■ Task requirements
Write out the listing below exactly, and omit any images you find in it.

■ Exercise input
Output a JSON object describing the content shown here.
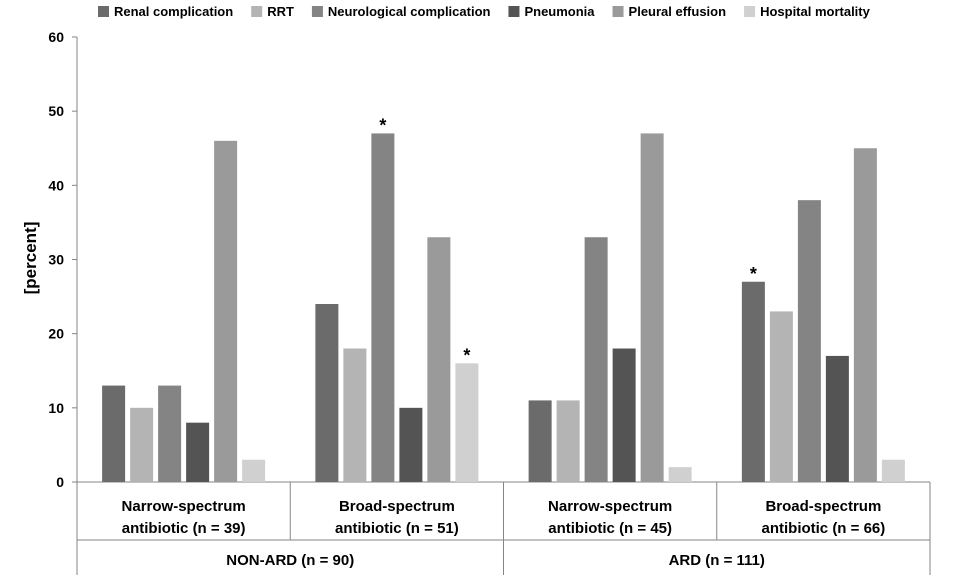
{
  "chart_data": {
    "type": "bar",
    "title": "",
    "xlabel": "",
    "ylabel": "[percent]",
    "ylim": [
      0,
      60
    ],
    "yticks": [
      0,
      10,
      20,
      30,
      40,
      50,
      60
    ],
    "grid": false,
    "legend_position": "top",
    "categories": [
      "Narrow-spectrum antibiotic (n = 39)",
      "Broad-spectrum antibiotic (n = 51)",
      "Narrow-spectrum antibiotic (n = 45)",
      "Broad-spectrum antibiotic (n = 66)"
    ],
    "category_lines": [
      [
        "Narrow-spectrum",
        "antibiotic (n = 39)"
      ],
      [
        "Broad-spectrum",
        "antibiotic (n = 51)"
      ],
      [
        "Narrow-spectrum",
        "antibiotic (n = 45)"
      ],
      [
        "Broad-spectrum",
        "antibiotic (n = 66)"
      ]
    ],
    "groups": [
      {
        "label": "NON-ARD (n = 90)",
        "categories": [
          0,
          1
        ]
      },
      {
        "label": "ARD (n = 111)",
        "categories": [
          2,
          3
        ]
      }
    ],
    "series": [
      {
        "name": "Renal complication",
        "color": "#6b6b6b",
        "values": [
          13,
          24,
          11,
          27
        ]
      },
      {
        "name": "RRT",
        "color": "#b4b4b4",
        "values": [
          10,
          18,
          11,
          23
        ]
      },
      {
        "name": "Neurological complication",
        "color": "#848484",
        "values": [
          13,
          47,
          33,
          38
        ]
      },
      {
        "name": "Pneumonia",
        "color": "#545454",
        "values": [
          8,
          10,
          18,
          17
        ]
      },
      {
        "name": "Pleural effusion",
        "color": "#9a9a9a",
        "values": [
          46,
          33,
          47,
          45
        ]
      },
      {
        "name": "Hospital mortality",
        "color": "#d0d0d0",
        "values": [
          3,
          16,
          2,
          3
        ]
      }
    ],
    "annotations": [
      {
        "text": "*",
        "series": 2,
        "category": 1
      },
      {
        "text": "*",
        "series": 5,
        "category": 1
      },
      {
        "text": "*",
        "series": 0,
        "category": 3
      }
    ]
  }
}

■ Result of the task
Output a JSON object describing the content shown here.
{
  "chart_data": {
    "type": "bar",
    "title": "",
    "xlabel": "",
    "ylabel": "[percent]",
    "ylim": [
      0,
      60
    ],
    "yticks": [
      0,
      10,
      20,
      30,
      40,
      50,
      60
    ],
    "grid": false,
    "legend_position": "top",
    "categories": [
      "Narrow-spectrum antibiotic (n = 39)",
      "Broad-spectrum antibiotic (n = 51)",
      "Narrow-spectrum antibiotic (n = 45)",
      "Broad-spectrum antibiotic (n = 66)"
    ],
    "category_lines": [
      [
        "Narrow-spectrum",
        "antibiotic (n = 39)"
      ],
      [
        "Broad-spectrum",
        "antibiotic (n = 51)"
      ],
      [
        "Narrow-spectrum",
        "antibiotic (n = 45)"
      ],
      [
        "Broad-spectrum",
        "antibiotic (n = 66)"
      ]
    ],
    "groups": [
      {
        "label": "NON-ARD (n = 90)",
        "categories": [
          0,
          1
        ]
      },
      {
        "label": "ARD (n = 111)",
        "categories": [
          2,
          3
        ]
      }
    ],
    "series": [
      {
        "name": "Renal complication",
        "color": "#6b6b6b",
        "values": [
          13,
          24,
          11,
          27
        ]
      },
      {
        "name": "RRT",
        "color": "#b4b4b4",
        "values": [
          10,
          18,
          11,
          23
        ]
      },
      {
        "name": "Neurological complication",
        "color": "#848484",
        "values": [
          13,
          47,
          33,
          38
        ]
      },
      {
        "name": "Pneumonia",
        "color": "#545454",
        "values": [
          8,
          10,
          18,
          17
        ]
      },
      {
        "name": "Pleural effusion",
        "color": "#9a9a9a",
        "values": [
          46,
          33,
          47,
          45
        ]
      },
      {
        "name": "Hospital mortality",
        "color": "#d0d0d0",
        "values": [
          3,
          16,
          2,
          3
        ]
      }
    ],
    "annotations": [
      {
        "text": "*",
        "series": 2,
        "category": 1
      },
      {
        "text": "*",
        "series": 5,
        "category": 1
      },
      {
        "text": "*",
        "series": 0,
        "category": 3
      }
    ]
  }
}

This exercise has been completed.